** Start of ENTRIES SUPPLIED **

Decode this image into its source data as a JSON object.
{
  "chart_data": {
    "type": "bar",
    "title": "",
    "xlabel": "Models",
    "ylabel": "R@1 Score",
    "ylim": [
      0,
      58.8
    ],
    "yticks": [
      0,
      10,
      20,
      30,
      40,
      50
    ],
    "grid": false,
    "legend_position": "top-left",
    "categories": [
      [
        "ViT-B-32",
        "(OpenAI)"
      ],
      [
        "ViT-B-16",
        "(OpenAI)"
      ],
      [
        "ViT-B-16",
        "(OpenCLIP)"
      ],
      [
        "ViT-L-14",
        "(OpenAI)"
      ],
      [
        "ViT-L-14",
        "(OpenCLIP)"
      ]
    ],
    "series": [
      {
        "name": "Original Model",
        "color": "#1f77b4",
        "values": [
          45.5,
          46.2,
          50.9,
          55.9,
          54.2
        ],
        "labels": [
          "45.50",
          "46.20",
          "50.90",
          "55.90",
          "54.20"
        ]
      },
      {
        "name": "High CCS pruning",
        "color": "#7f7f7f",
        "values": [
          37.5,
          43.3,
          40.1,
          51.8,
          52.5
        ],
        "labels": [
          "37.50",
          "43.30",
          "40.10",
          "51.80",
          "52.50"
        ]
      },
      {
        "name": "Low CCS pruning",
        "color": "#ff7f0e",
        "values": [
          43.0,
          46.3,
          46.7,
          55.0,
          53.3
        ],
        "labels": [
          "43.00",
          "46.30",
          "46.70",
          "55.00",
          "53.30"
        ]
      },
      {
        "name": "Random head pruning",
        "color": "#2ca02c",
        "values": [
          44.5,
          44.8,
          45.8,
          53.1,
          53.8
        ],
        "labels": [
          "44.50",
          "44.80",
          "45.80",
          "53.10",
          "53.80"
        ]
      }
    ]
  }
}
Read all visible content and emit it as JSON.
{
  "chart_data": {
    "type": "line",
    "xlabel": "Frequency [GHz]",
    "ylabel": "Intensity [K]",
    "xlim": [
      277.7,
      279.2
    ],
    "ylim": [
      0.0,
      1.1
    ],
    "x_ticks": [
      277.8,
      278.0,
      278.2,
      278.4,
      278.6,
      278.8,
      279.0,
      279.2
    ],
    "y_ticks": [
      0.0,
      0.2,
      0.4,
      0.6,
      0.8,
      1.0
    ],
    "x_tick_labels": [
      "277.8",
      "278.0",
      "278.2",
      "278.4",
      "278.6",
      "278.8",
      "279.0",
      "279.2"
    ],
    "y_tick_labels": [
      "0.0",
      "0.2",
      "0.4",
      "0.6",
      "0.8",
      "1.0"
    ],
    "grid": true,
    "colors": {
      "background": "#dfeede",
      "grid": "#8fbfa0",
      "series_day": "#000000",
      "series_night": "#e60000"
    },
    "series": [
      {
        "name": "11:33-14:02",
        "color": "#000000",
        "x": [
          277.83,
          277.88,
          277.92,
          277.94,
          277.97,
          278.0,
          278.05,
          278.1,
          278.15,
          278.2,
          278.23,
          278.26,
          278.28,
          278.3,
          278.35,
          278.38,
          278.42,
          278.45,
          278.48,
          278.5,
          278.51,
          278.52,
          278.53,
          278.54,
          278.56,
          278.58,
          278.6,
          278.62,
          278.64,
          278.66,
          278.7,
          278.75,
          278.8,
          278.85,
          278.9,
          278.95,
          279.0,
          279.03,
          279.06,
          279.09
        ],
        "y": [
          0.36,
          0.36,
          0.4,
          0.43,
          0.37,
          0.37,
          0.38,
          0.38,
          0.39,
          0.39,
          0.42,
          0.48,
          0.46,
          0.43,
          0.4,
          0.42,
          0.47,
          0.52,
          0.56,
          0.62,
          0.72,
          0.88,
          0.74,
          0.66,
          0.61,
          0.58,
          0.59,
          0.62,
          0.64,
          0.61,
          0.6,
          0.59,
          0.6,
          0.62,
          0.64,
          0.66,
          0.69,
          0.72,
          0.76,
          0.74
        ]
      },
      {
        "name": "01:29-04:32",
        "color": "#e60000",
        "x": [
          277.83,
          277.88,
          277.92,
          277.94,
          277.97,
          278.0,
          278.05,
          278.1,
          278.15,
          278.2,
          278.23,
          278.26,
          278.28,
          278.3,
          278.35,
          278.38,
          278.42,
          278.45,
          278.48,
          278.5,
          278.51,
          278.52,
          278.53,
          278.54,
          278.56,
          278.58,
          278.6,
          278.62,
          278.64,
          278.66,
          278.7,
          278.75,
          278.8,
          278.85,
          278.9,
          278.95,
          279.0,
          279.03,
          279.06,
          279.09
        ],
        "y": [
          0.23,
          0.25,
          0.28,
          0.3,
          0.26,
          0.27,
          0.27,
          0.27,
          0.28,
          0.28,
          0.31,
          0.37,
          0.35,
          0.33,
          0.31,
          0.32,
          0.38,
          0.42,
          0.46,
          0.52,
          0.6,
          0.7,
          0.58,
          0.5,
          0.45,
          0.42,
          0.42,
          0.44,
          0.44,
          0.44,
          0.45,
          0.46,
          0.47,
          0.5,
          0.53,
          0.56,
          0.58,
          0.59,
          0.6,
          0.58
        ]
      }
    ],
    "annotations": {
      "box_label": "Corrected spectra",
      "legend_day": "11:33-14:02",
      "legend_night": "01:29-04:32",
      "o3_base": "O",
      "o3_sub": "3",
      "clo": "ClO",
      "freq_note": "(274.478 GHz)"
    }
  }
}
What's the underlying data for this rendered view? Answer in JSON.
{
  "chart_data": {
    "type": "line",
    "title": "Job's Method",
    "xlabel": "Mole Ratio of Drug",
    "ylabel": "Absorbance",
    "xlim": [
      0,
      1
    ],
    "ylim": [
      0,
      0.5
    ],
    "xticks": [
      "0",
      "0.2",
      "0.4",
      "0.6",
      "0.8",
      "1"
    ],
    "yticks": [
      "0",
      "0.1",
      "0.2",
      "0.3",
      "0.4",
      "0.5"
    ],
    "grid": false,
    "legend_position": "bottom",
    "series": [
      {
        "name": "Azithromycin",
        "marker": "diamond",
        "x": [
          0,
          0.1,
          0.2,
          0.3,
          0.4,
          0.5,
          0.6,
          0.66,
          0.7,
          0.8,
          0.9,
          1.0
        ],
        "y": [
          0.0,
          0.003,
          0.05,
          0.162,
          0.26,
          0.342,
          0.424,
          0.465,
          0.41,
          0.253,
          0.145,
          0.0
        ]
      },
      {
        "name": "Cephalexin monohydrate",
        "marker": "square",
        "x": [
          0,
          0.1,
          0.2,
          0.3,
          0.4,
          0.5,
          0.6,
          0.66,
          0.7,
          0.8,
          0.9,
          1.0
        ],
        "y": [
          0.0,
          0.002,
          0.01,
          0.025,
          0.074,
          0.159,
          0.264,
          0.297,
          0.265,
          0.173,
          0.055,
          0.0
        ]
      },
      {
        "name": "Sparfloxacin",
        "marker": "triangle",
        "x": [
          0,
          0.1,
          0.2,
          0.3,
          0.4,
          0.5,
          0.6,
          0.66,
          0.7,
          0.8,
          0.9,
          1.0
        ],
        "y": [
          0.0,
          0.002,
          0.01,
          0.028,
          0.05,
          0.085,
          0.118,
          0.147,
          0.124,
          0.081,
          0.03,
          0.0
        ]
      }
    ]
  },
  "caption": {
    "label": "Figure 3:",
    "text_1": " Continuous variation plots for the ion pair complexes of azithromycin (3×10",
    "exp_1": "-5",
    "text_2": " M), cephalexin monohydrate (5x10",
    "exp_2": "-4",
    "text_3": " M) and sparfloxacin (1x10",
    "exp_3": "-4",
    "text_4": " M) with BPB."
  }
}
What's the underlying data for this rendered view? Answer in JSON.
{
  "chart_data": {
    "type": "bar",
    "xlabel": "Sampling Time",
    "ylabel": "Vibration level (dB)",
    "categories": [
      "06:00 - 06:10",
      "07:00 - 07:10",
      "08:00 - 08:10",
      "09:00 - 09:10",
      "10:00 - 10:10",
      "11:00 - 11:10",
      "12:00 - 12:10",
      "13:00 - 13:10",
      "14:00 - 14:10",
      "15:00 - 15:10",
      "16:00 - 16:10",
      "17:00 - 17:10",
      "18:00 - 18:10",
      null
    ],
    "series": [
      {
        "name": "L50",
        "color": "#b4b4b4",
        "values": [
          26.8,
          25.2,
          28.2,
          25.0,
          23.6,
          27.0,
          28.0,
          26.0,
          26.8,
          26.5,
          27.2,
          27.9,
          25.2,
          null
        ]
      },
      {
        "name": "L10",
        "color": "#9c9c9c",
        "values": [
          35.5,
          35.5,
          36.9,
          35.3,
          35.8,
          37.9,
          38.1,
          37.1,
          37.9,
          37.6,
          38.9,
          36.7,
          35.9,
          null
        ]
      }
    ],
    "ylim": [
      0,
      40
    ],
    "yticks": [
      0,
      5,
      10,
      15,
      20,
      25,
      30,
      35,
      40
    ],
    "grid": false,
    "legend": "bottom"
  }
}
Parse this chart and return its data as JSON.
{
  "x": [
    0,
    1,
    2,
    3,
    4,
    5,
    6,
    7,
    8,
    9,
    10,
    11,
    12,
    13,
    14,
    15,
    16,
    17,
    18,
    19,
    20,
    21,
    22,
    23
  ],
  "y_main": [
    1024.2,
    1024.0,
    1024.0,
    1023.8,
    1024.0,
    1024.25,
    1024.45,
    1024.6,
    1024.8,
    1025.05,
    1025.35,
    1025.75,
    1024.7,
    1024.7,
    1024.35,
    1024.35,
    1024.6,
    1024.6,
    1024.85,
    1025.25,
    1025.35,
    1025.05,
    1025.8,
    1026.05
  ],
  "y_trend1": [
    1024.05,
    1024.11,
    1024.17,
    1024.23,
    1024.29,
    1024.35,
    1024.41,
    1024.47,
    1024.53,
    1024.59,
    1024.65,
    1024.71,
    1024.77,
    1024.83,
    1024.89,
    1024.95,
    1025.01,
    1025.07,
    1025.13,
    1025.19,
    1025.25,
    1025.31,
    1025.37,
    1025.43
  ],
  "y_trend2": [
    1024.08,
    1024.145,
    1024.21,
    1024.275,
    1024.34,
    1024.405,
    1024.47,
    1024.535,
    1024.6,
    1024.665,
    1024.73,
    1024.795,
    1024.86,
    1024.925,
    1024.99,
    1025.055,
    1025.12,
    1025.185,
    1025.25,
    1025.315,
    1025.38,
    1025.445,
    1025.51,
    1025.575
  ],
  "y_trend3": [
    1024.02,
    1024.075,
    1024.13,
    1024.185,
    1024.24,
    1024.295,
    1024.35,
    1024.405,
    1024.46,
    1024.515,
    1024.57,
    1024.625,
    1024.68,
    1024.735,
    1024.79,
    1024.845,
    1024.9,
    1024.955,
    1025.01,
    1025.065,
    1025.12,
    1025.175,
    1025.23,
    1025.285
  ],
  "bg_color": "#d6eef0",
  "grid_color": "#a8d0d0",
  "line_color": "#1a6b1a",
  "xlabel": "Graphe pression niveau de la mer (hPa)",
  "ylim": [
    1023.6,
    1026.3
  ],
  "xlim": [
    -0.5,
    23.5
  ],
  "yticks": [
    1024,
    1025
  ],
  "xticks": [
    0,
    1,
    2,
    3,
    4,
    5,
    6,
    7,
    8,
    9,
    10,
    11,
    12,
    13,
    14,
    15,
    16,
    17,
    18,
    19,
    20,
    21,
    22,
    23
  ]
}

** End of ENTRIES SUPPLIED **

_TASK GOAL_
Show all lines in the entries above where the string "JSON" appears.

_RESULT OF THIS TASK_
Decode this image into its source data as a JSON object.
Read all visible content and emit it as JSON.
What's the underlying data for this rendered view? Answer in JSON.
What's the underlying data for this rendered view? Answer in JSON.
Parse this chart and return its data as JSON.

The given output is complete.